#### [Aim of the task]
Scan each line of the records for the word "Angergasse" and extract the ones that have it.

#### [Working data]
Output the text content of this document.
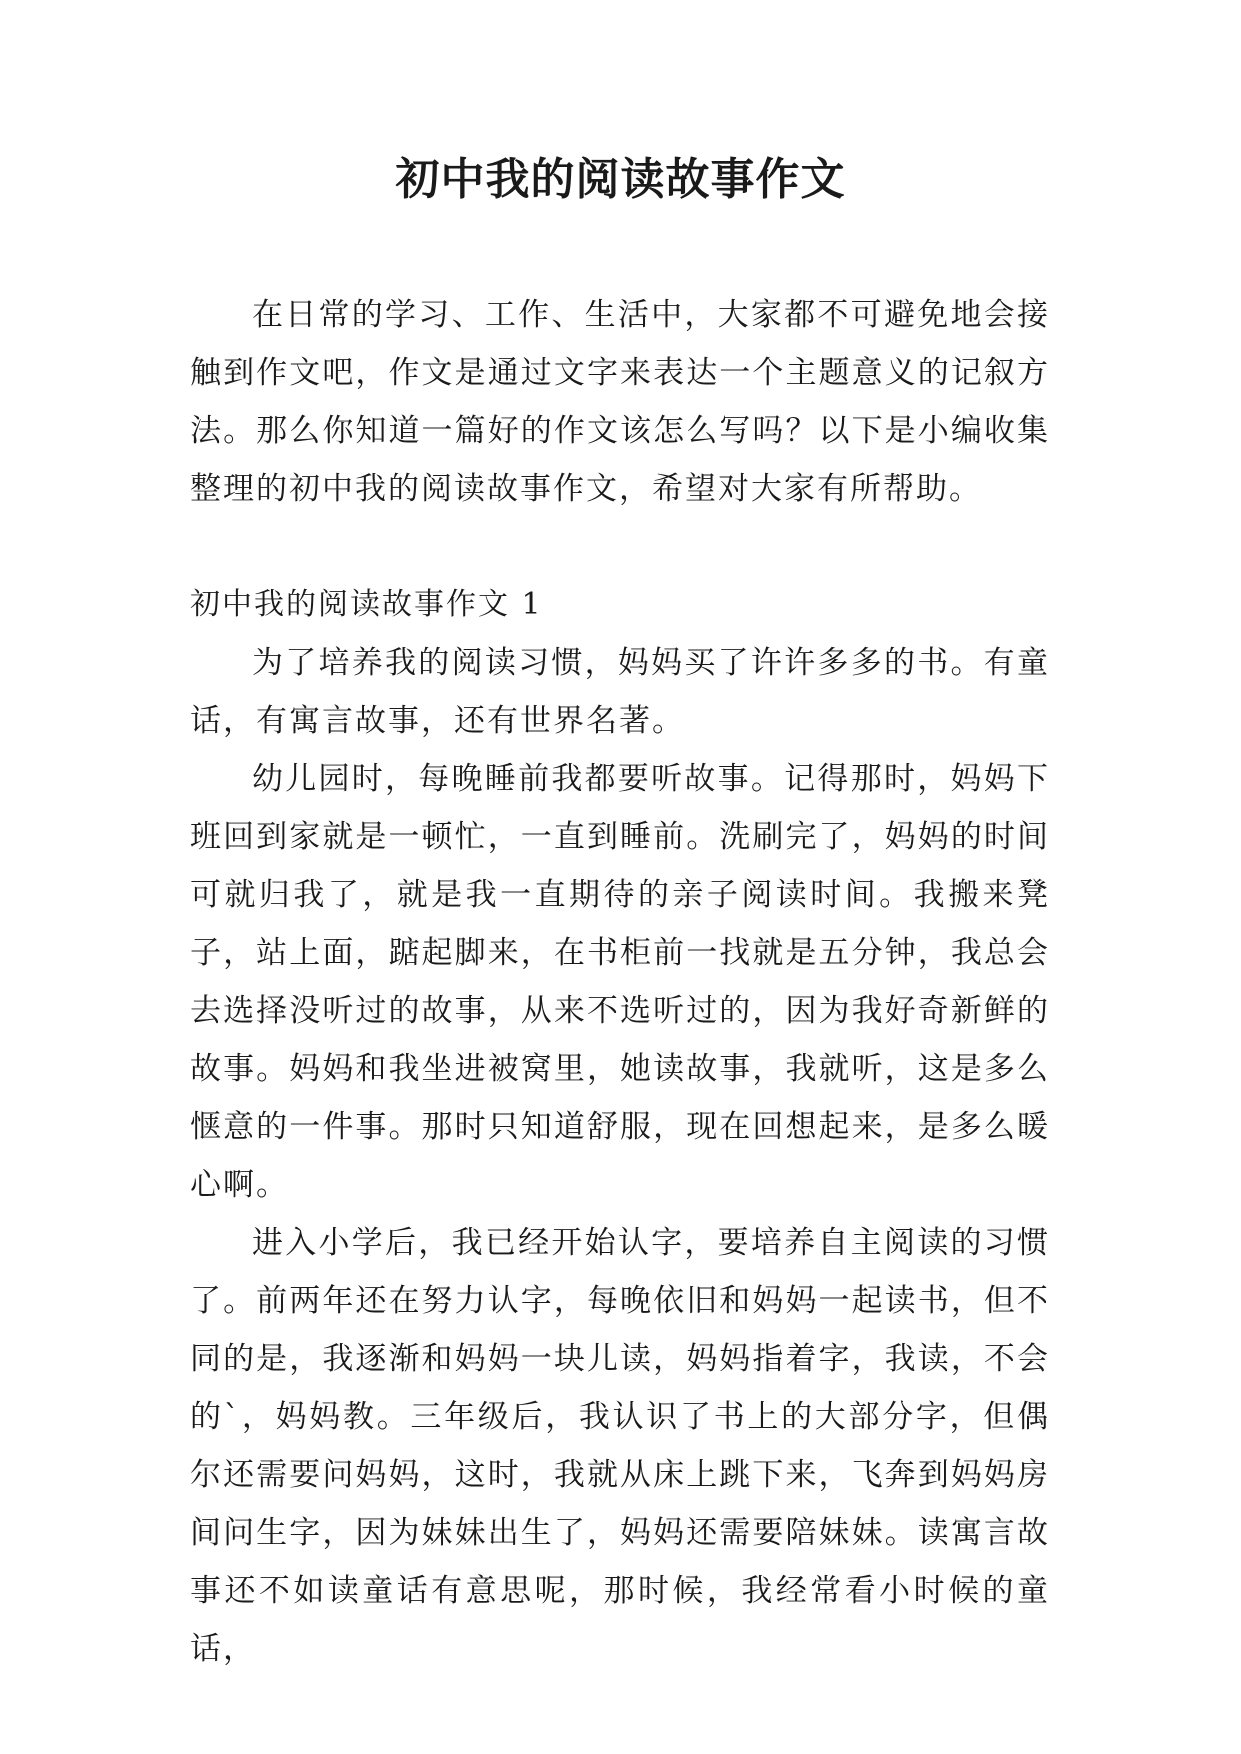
初中我的阅读故事作文

在日常的学习、工作、生活中，大家都不可避免地会接触到作文吧，作文是通过文字来表达一个主题意义的记叙方法。那么你知道一篇好的作文该怎么写吗？以下是小编收集整理的初中我的阅读故事作文，希望对大家有所帮助。

初中我的阅读故事作文 1

为了培养我的阅读习惯，妈妈买了许许多多的书。有童话，有寓言故事，还有世界名著。

幼儿园时，每晚睡前我都要听故事。记得那时，妈妈下班回到家就是一顿忙，一直到睡前。洗刷完了，妈妈的时间可就归我了，就是我一直期待的亲子阅读时间。我搬来凳子，站上面，踮起脚来，在书柜前一找就是五分钟，我总会去选择没听过的故事，从来不选听过的，因为我好奇新鲜的故事。妈妈和我坐进被窝里，她读故事，我就听，这是多么惬意的一件事。那时只知道舒服，现在回想起来，是多么暖心啊。

进入小学后，我已经开始认字，要培养自主阅读的习惯了。前两年还在努力认字，每晚依旧和妈妈一起读书，但不同的是，我逐渐和妈妈一块儿读，妈妈指着字，我读，不会的`，妈妈教。三年级后，我认识了书上的大部分字，但偶尔还需要问妈妈，这时，我就从床上跳下来，飞奔到妈妈房间问生字，因为妹妹出生了，妈妈还需要陪妹妹。读寓言故事还不如读童话有意思呢，那时候，我经常看小时候的童话，
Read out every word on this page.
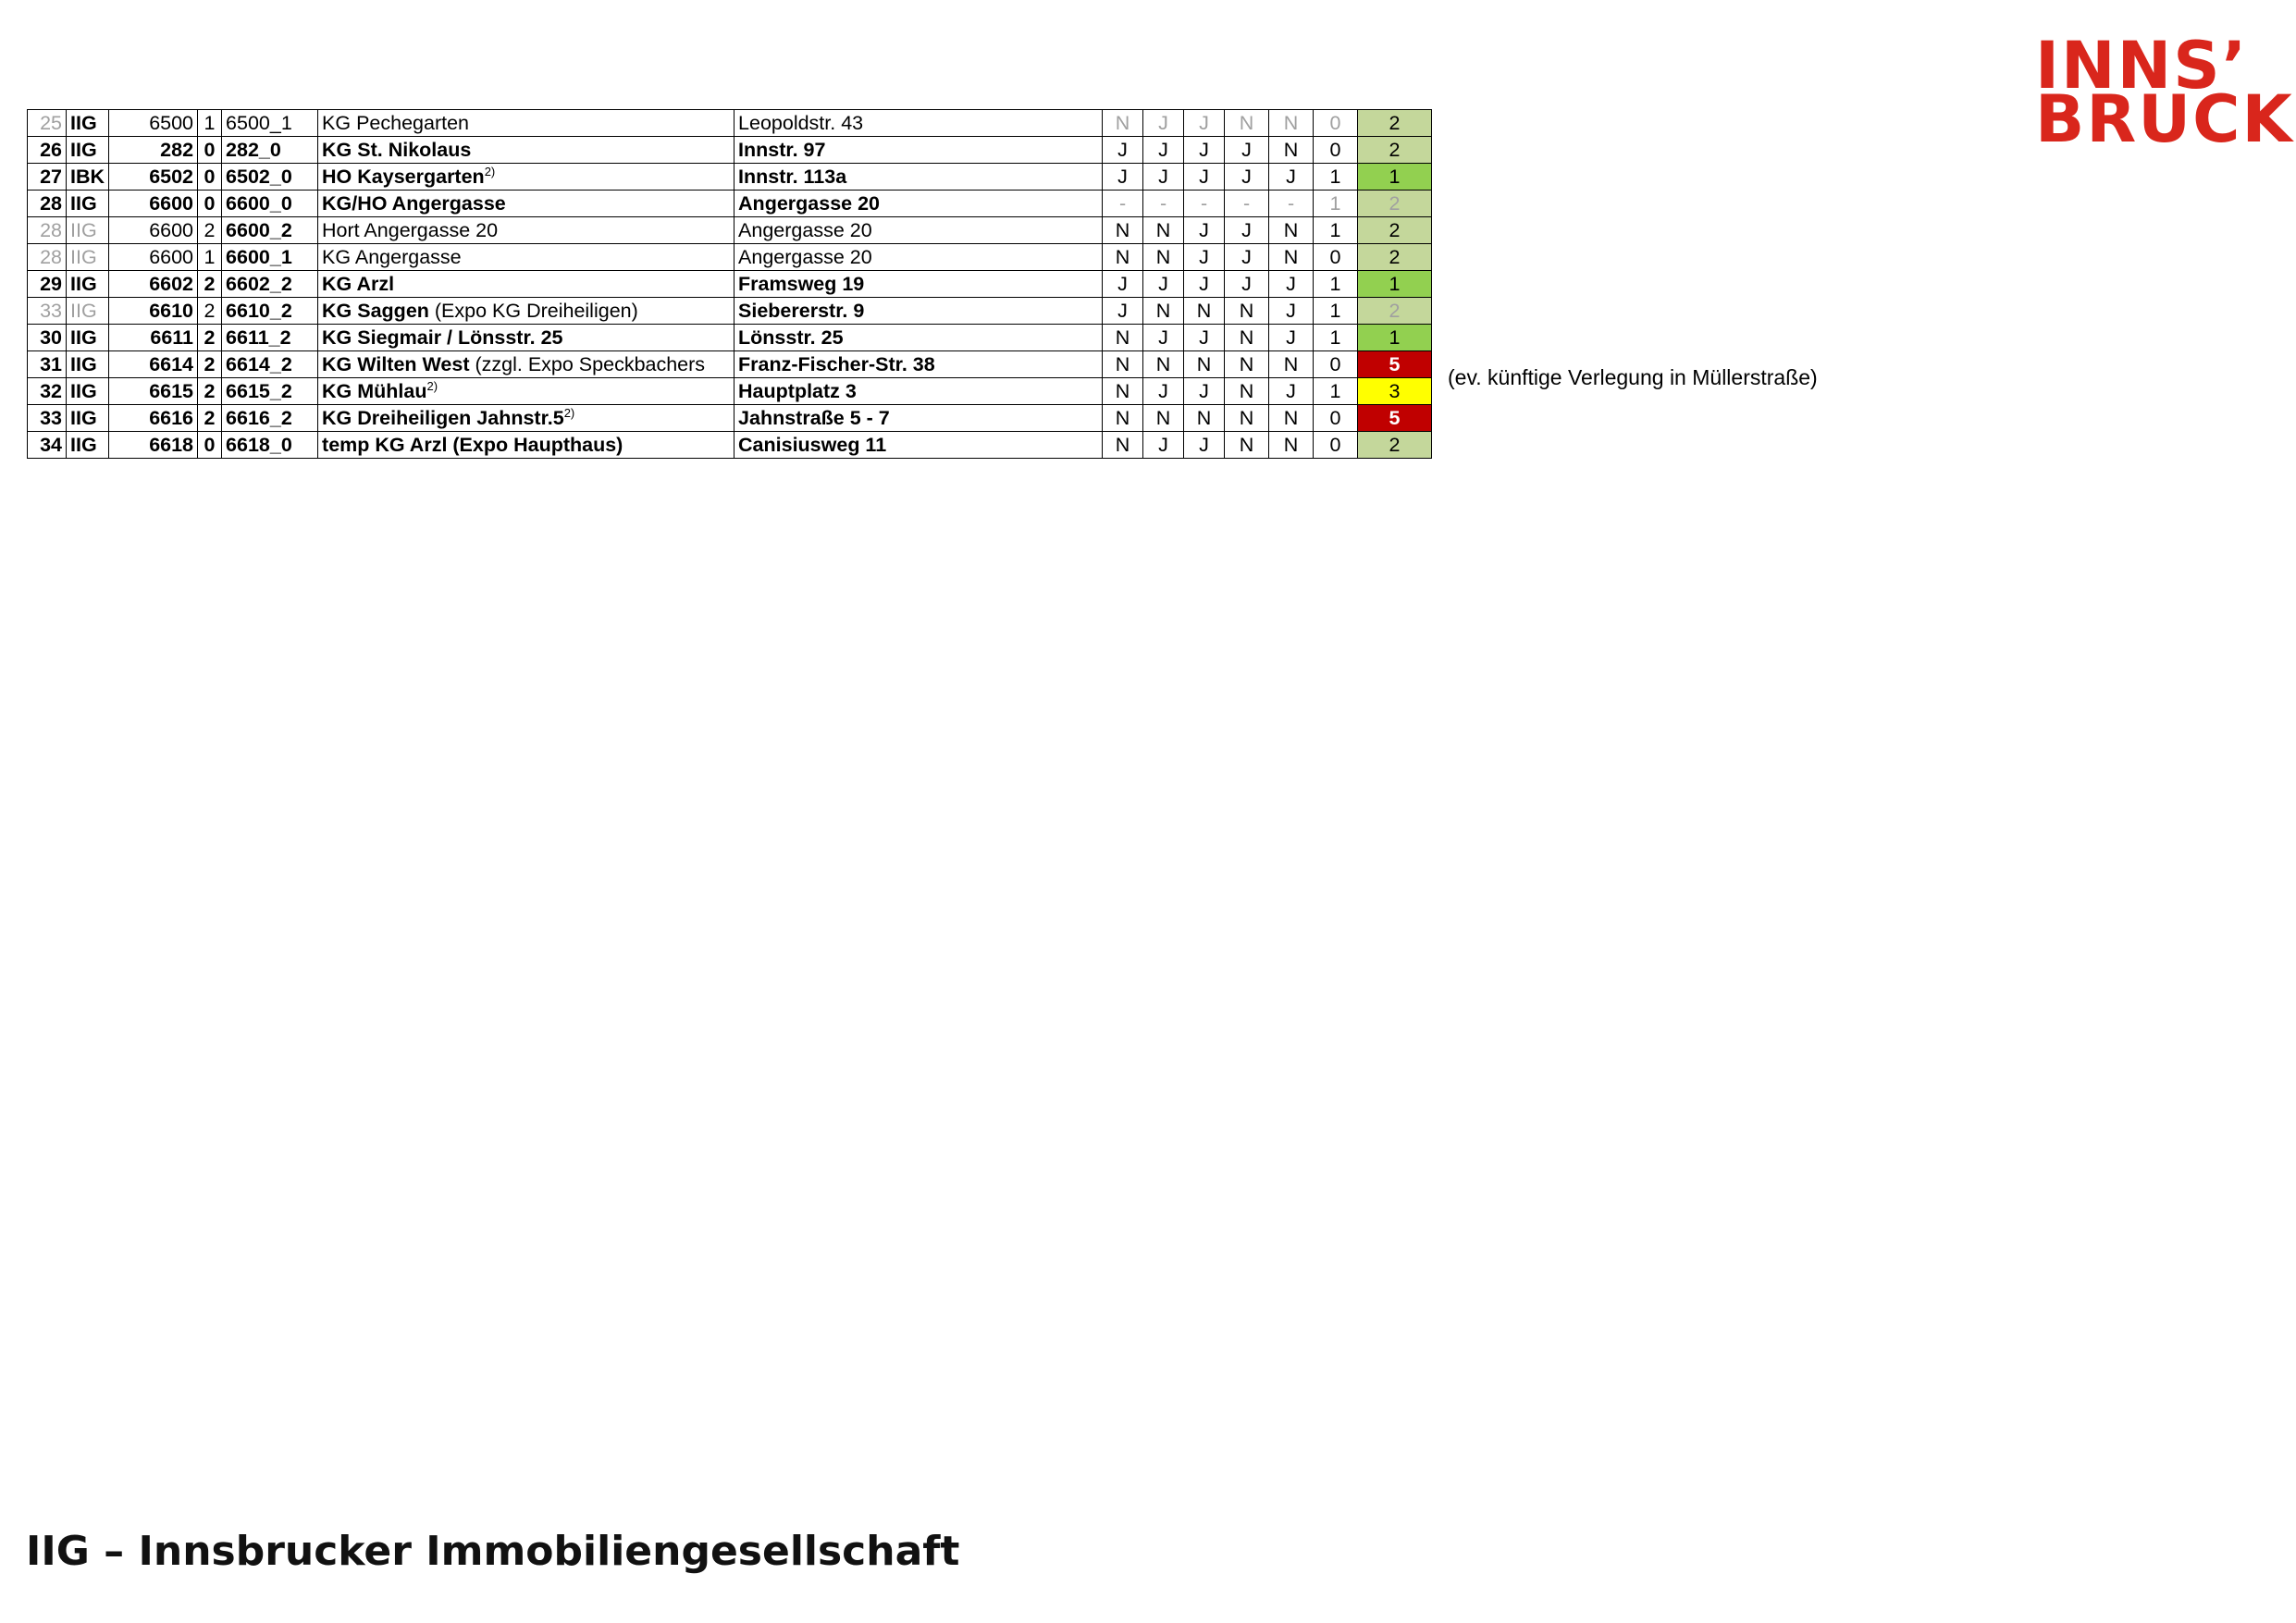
INNS’
BRUCK
25	IIG	6500	1	6500_1	KG Pechegarten	Leopoldstr. 43	N	J	J	N	N	0	2
26	IIG	282	0	282_0	KG St. Nikolaus	Innstr. 97	J	J	J	J	N	0	2
27	IBK	6502	0	6502_0	HO Kaysergarten$^{2)}$	Innstr. 113a	J	J	J	J	J	1	1
28	IIG	6600	0	6600_0	KG/HO Angergasse	Angergasse 20	-	-	-	-	-	1	2
28	IIG	6600	2	6600_2	Hort Angergasse 20	Angergasse 20	N	N	J	J	N	1	2
28	IIG	6600	1	6600_1	KG Angergasse	Angergasse 20	N	N	J	J	N	0	2
29	IIG	6602	2	6602_2	KG Arzl	Framsweg 19	J	J	J	J	J	1	1
33	IIG	6610	2	6610_2	KG Saggen (Expo KG Dreiheiligen)	Siebererstr. 9	J	N	N	N	J	1	2
30	IIG	6611	2	6611_2	KG Siegmair / Lönsstr. 25	Lönsstr. 25	N	J	J	N	J	1	1
31	IIG	6614	2	6614_2	KG Wilten West (zzgl. Expo Speckbachers	Franz-Fischer-Str. 38	N	N	N	N	N	0	5
32	IIG	6615	2	6615_2	KG Mühlau$^{2)}$	Hauptplatz 3	N	J	J	N	J	1	3
33	IIG	6616	2	6616_2	KG Dreiheiligen Jahnstr.5$^{2)}$	Jahnstraße 5 - 7	N	N	N	N	N	0	5
34	IIG	6618	0	6618_0	temp KG Arzl (Expo Haupthaus)	Canisiusweg 11	N	J	J	N	N	0	2
(ev. künftige Verlegung in Müllerstraße)
IIG – Innsbrucker Immobiliengesellschaft
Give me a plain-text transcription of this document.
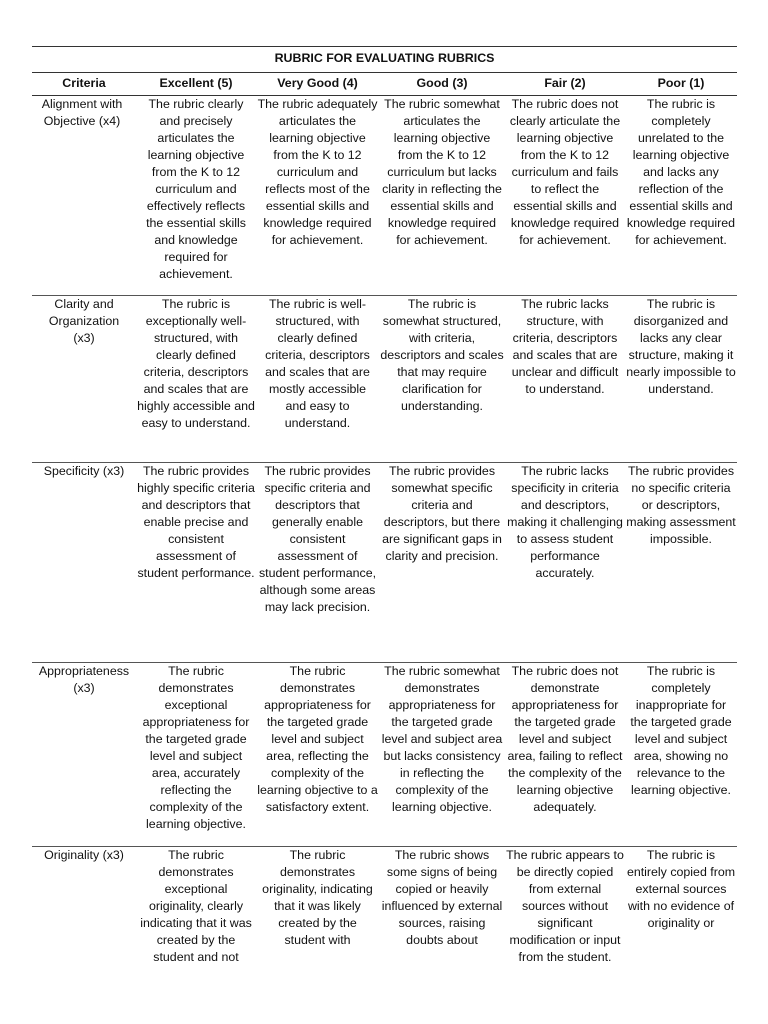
RUBRIC FOR EVALUATING RUBRICS					
Criteria	Excellent (5)	Very Good (4)	Good (3)	Fair (2)	Poor (1)
Alignment with Objective (x4)	The rubric clearly and precisely articulates the learning objective from the K to 12 curriculum and effectively reflects the essential skills and knowledge required for achievement.	The rubric adequately articulates the learning objective from the K to 12 curriculum and reflects most of the essential skills and knowledge required for achievement.	The rubric somewhat articulates the learning objective from the K to 12 curriculum but lacks clarity in reflecting the essential skills and knowledge required for achievement.	The rubric does not clearly articulate the learning objective from the K to 12 curriculum and fails to reflect the essential skills and knowledge required for achievement.	The rubric is completely unrelated to the learning objective and lacks any reflection of the essential skills and knowledge required for achievement.
Clarity and Organization (x3)	The rubric is exceptionally well-structured, with clearly defined criteria, descriptors and scales that are highly accessible and easy to understand.	The rubric is well-structured, with clearly defined criteria, descriptors and scales that are mostly accessible and easy to understand.	The rubric is somewhat structured, with criteria, descriptors and scales that may require clarification for understanding.	The rubric lacks structure, with criteria, descriptors and scales that are unclear and difficult to understand.	The rubric is disorganized and lacks any clear structure, making it nearly impossible to understand.
Specificity (x3)	The rubric provides highly specific criteria and descriptors that enable precise and consistent assessment of student performance.	The rubric provides specific criteria and descriptors that generally enable consistent assessment of student performance, although some areas may lack precision.	The rubric provides somewhat specific criteria and descriptors, but there are significant gaps in clarity and precision.	The rubric lacks specificity in criteria and descriptors, making it challenging to assess student performance accurately.	The rubric provides no specific criteria or descriptors, making assessment impossible.
Appropriateness (x3)	The rubric demonstrates exceptional appropriateness for the targeted grade level and subject area, accurately reflecting the complexity of the learning objective.	The rubric demonstrates appropriateness for the targeted grade level and subject area, reflecting the complexity of the learning objective to a satisfactory extent.	The rubric somewhat demonstrates appropriateness for the targeted grade level and subject area but lacks consistency in reflecting the complexity of the learning objective.	The rubric does not demonstrate appropriateness for the targeted grade level and subject area, failing to reflect the complexity of the learning objective adequately.	The rubric is completely inappropriate for the targeted grade level and subject area, showing no relevance to the learning objective.
Originality (x3)	The rubric demonstrates exceptional originality, clearly indicating that it was created by the student and not	The rubric demonstrates originality, indicating that it was likely created by the student with	The rubric shows some signs of being copied or heavily influenced by external sources, raising doubts about	The rubric appears to be directly copied from external sources without significant modification or input from the student.	The rubric is entirely copied from external sources with no evidence of originality or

#### [Written reply]
28	IIG	6600	0	6600_0	KG/HO Angergasse	Angergasse 20	-	-	-	-	-	1	2
28	IIG	6600	2	6600_2	Hort Angergasse 20	Angergasse 20	N	N	J	J	N	1	2
28	IIG	6600	1	6600_1	KG Angergasse	Angergasse 20	N	N	J	J	N	0	2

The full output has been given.